Goal of the exercise =>
Copy out each line that mentions the word "name".
━━━ Dataset
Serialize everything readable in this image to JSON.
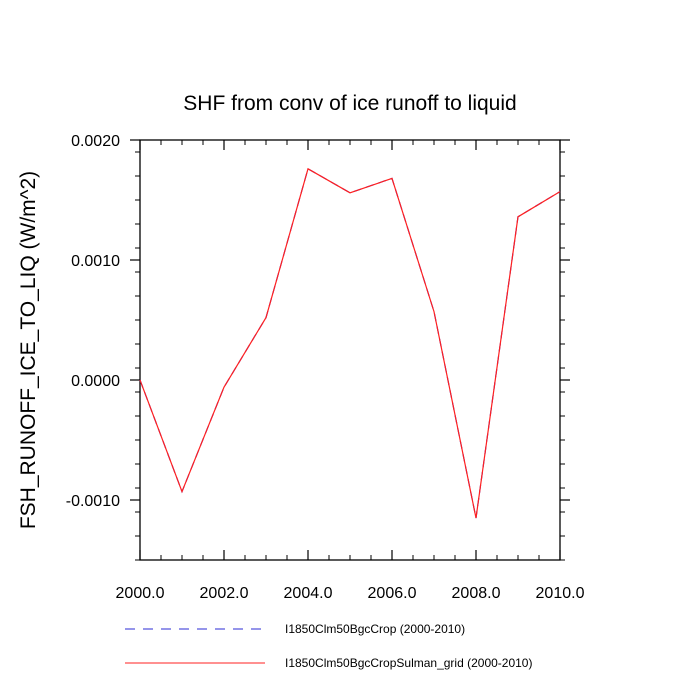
{
  "chart_data": {
    "type": "line",
    "title": "SHF from conv of ice runoff to liquid",
    "xlabel": "",
    "ylabel": "FSH_RUNOFF_ICE_TO_LIQ  (W/m^2)",
    "xlim": [
      2000,
      2010
    ],
    "ylim": [
      -0.0015,
      0.002
    ],
    "x": [
      2000,
      2001,
      2002,
      2003,
      2004,
      2005,
      2006,
      2007,
      2008,
      2009,
      2010
    ],
    "x_ticks": [
      2000,
      2002,
      2004,
      2006,
      2008,
      2010
    ],
    "x_tick_labels": [
      "2000.0",
      "2002.0",
      "2004.0",
      "2006.0",
      "2008.0",
      "2010.0"
    ],
    "y_ticks": [
      -0.001,
      0.0,
      0.001,
      0.002
    ],
    "y_tick_labels": [
      "-0.0010",
      "0.0000",
      "0.0010",
      "0.0020"
    ],
    "grid": false,
    "legend_position": "bottom",
    "series": [
      {
        "name": "I1850Clm50BgcCrop (2000-2010)",
        "color": "#2b2bd6",
        "dash": true,
        "values": [
          0.0,
          -0.00093,
          -6e-05,
          0.00052,
          0.00176,
          0.00156,
          0.00168,
          0.00057,
          -0.00115,
          0.00136,
          0.00157
        ]
      },
      {
        "name": "I1850Clm50BgcCropSulman_grid (2000-2010)",
        "color": "#ff2020",
        "dash": false,
        "values": [
          0.0,
          -0.00093,
          -6e-05,
          0.00052,
          0.00176,
          0.00156,
          0.00168,
          0.00057,
          -0.00115,
          0.00136,
          0.00157
        ]
      }
    ]
  }
}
━━━━━━
Output =>
        "name": "I1850Clm50BgcCrop (2000-2010)",
        "name": "I1850Clm50BgcCropSulman_grid (2000-2010)",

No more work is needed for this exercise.